*Task brief:* Which lines hold the word "document"? Copy each one.

>> Start Dataset rows

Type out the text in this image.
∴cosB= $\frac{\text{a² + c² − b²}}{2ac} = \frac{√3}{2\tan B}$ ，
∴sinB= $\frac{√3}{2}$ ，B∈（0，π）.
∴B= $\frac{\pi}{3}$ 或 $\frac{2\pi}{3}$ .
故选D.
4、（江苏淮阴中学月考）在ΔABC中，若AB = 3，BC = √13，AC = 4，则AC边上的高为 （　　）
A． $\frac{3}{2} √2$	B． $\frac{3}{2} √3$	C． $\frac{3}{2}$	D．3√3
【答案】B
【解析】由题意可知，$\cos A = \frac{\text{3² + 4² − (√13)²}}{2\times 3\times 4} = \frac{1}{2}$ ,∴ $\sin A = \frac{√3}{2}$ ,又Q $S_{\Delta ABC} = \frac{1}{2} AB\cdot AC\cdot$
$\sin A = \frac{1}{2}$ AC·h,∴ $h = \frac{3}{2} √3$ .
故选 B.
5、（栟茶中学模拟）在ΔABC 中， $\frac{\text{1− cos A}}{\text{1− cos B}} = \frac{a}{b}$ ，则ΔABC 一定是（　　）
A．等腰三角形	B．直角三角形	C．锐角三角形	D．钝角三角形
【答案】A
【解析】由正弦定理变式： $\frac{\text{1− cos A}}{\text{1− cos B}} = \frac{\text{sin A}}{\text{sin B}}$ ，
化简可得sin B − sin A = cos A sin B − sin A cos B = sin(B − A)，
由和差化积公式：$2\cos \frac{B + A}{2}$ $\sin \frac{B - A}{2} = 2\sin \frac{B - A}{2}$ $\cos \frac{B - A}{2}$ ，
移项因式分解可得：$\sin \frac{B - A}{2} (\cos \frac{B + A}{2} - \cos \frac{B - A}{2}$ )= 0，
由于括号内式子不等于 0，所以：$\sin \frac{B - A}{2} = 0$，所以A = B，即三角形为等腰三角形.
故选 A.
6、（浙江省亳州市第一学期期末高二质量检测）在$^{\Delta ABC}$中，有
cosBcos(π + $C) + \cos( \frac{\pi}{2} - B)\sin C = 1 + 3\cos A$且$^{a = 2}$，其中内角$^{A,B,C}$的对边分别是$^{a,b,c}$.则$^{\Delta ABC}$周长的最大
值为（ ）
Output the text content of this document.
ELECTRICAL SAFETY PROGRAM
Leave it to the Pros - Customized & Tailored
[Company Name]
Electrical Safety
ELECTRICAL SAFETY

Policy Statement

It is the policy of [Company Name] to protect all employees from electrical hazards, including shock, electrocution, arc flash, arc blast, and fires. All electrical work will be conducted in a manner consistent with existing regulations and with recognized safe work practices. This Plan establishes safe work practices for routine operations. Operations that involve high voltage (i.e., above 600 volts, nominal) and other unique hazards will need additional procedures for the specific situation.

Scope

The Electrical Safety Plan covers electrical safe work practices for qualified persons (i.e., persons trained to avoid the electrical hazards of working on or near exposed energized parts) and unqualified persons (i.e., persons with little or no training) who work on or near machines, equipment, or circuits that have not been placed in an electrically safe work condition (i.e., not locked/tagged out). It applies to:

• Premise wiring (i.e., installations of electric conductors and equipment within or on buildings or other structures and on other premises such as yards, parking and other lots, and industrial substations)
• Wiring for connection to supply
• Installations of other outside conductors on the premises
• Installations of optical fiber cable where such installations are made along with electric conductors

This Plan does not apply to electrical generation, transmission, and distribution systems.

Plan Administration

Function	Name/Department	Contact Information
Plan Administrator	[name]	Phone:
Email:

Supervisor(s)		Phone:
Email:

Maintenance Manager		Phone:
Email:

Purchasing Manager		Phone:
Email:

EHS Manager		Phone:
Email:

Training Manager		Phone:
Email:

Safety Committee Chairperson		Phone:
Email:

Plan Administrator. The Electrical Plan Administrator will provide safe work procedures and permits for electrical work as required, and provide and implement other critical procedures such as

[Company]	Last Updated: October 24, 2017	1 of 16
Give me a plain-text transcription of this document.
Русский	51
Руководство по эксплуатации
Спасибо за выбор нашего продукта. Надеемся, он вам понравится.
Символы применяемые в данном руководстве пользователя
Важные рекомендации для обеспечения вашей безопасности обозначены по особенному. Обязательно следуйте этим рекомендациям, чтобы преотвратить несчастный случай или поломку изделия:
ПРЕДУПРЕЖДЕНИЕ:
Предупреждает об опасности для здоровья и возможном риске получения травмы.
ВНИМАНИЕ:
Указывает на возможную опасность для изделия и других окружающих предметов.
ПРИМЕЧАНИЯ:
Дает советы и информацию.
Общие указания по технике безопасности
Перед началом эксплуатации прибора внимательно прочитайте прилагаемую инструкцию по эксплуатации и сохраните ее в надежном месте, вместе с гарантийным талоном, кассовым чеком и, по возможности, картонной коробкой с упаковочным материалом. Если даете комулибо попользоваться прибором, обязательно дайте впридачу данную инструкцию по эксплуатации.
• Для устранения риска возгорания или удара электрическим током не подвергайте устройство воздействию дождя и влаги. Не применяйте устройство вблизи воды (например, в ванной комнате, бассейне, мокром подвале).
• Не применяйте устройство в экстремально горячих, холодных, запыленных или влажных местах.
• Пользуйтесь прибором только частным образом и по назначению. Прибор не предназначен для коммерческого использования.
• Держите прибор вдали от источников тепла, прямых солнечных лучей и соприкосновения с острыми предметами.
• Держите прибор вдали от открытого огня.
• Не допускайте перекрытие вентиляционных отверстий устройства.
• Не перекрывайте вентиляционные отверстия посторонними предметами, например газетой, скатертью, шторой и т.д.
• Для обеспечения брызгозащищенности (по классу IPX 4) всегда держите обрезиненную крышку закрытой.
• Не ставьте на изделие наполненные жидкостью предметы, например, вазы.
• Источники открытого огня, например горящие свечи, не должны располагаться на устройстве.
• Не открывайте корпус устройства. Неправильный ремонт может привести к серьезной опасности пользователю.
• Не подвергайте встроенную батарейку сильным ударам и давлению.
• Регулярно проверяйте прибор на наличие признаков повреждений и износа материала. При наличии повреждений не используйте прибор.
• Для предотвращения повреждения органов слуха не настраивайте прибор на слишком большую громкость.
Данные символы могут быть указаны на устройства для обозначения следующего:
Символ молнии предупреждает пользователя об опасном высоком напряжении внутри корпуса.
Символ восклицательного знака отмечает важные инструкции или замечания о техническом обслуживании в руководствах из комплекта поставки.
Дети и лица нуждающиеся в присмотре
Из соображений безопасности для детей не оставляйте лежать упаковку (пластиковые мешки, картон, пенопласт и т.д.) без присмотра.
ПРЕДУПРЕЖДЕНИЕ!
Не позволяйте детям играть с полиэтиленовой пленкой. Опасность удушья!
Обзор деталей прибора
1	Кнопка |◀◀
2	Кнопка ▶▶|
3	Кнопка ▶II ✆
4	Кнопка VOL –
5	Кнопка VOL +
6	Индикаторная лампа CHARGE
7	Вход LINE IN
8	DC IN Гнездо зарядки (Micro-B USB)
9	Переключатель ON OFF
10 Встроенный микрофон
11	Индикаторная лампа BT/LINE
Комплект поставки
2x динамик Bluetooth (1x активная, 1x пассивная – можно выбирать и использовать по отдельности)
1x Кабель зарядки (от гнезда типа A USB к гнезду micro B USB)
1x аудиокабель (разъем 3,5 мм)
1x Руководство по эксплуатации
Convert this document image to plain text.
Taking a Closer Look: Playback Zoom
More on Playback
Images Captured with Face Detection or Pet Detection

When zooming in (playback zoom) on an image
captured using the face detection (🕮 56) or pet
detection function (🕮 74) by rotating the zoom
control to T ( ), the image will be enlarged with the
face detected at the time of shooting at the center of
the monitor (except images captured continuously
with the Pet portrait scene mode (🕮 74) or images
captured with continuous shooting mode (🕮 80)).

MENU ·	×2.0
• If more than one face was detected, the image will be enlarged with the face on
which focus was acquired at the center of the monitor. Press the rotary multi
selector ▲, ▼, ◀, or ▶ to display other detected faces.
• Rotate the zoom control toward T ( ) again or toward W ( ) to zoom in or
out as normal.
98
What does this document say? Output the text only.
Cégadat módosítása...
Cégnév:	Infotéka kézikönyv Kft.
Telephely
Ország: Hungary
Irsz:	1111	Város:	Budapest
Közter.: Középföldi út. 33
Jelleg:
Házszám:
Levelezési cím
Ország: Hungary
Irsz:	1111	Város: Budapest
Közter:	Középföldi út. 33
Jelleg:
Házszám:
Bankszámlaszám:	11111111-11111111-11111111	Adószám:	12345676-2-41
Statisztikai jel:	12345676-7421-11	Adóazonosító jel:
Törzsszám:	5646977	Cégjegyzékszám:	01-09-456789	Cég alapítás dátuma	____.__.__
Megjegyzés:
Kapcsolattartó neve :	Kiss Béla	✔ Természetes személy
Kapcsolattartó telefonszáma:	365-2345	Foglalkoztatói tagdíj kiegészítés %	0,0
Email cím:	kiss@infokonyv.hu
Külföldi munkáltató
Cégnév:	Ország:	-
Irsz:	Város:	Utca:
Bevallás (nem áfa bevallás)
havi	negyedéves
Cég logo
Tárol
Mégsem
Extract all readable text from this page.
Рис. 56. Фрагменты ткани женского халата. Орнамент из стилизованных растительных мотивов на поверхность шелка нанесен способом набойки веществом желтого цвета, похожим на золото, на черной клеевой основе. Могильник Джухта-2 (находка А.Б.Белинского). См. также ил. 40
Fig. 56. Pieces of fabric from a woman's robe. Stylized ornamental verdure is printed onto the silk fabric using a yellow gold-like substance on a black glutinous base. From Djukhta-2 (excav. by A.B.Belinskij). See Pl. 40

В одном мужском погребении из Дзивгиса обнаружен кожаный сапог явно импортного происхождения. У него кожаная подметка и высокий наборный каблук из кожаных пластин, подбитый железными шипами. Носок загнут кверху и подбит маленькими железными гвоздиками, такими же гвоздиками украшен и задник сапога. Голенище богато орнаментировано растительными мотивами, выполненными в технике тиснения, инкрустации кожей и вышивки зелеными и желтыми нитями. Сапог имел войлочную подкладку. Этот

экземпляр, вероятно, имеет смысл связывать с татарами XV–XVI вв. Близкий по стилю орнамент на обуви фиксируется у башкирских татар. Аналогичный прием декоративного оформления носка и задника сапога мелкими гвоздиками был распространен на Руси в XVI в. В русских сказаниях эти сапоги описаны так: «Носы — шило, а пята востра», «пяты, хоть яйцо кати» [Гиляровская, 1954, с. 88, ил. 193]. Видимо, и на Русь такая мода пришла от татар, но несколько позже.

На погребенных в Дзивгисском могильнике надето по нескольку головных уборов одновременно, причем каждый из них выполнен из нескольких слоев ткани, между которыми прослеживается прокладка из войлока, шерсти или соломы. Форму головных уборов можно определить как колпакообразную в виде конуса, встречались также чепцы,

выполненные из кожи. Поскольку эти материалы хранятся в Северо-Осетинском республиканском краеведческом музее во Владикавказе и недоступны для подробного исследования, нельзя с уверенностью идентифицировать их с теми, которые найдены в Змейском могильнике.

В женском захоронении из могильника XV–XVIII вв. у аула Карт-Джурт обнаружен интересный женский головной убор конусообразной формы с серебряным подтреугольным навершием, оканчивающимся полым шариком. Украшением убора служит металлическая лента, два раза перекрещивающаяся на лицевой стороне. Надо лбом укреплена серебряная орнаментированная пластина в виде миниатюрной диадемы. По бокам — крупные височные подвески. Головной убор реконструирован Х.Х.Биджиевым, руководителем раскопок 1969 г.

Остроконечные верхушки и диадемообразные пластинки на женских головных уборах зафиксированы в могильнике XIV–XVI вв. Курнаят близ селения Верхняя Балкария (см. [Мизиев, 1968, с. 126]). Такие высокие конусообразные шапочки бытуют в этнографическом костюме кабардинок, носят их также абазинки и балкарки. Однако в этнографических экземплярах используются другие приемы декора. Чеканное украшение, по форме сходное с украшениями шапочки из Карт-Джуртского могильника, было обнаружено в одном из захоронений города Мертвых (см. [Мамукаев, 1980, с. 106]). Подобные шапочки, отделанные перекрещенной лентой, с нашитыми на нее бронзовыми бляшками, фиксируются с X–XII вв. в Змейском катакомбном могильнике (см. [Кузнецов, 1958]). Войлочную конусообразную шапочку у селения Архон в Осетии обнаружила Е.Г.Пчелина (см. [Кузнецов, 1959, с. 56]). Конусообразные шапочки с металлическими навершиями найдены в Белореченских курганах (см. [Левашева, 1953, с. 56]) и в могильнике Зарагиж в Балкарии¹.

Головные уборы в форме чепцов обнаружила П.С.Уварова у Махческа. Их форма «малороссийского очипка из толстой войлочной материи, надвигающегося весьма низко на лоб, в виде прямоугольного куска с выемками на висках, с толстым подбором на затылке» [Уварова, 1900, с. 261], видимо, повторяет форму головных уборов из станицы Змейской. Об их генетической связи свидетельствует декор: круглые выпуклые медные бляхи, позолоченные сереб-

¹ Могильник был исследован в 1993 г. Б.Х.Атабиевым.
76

>> End Dataset rows

*Result of the exercise:*
Output the text content of this document.
Give me a plain-text transcription of this document.
Convert this document image to plain text.
What does this document say? Output the text only.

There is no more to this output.